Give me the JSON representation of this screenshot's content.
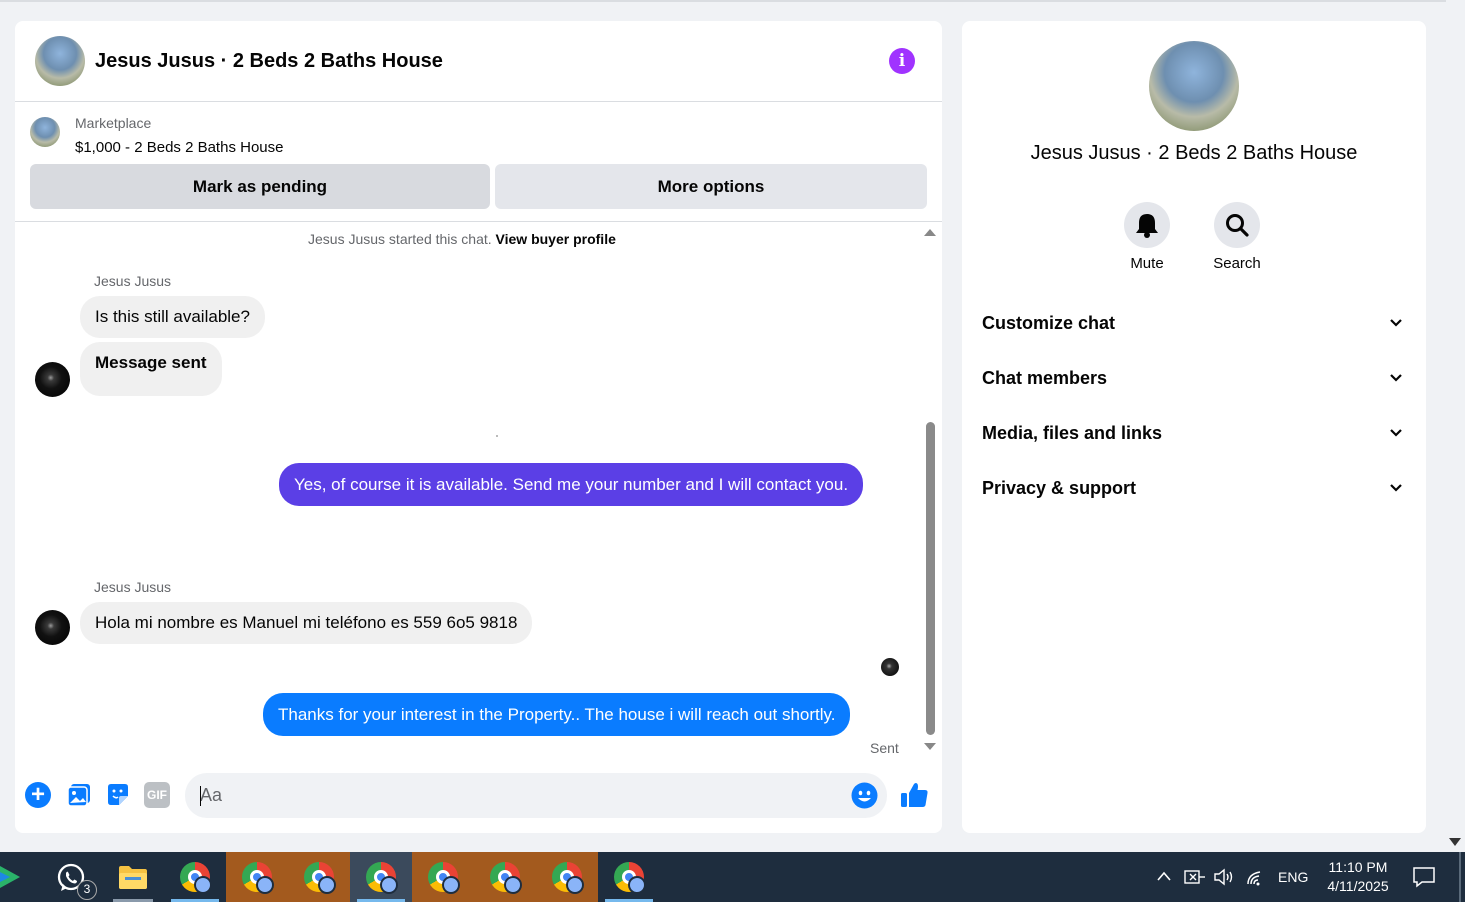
{
  "chat": {
    "title": "Jesus Jusus · 2 Beds 2 Baths House",
    "marketplace_label": "Marketplace",
    "listing": "$1,000 - 2 Beds 2 Baths House",
    "mark_pending": "Mark as pending",
    "more_options": "More options",
    "started_text": "Jesus Jusus started this chat.",
    "view_buyer": "View buyer profile",
    "messages": [
      {
        "sender": "Jesus Jusus",
        "text": "Is this still available?"
      },
      {
        "text": "Message sent"
      },
      {
        "text": "Yes, of course it is available. Send me your number and I will contact you.",
        "color": "#5b3fe6"
      },
      {
        "sender": "Jesus Jusus",
        "text": "Hola mi nombre es  Manuel  mi teléfono es 559 6o5 9818"
      },
      {
        "text": "Thanks for your interest in the Property.. The house i will reach  out shortly.",
        "color": "#0a7cff"
      }
    ],
    "sent_status": "Sent",
    "composer_placeholder": "Aa",
    "gif_label": "GIF"
  },
  "panel": {
    "title": "Jesus Jusus · 2 Beds 2 Baths House",
    "mute_label": "Mute",
    "search_label": "Search",
    "sections": [
      "Customize chat",
      "Chat members",
      "Media, files and links",
      "Privacy & support"
    ]
  },
  "taskbar": {
    "whatsapp_badge": "3",
    "language": "ENG",
    "time": "11:10 PM",
    "date": "4/11/2025"
  },
  "colors": {
    "accent": "#0a7cff",
    "purple_bubble": "#5b3fe6",
    "info_icon": "#a033ff"
  }
}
----
Give only the number of lines in the entries that contain "this".

3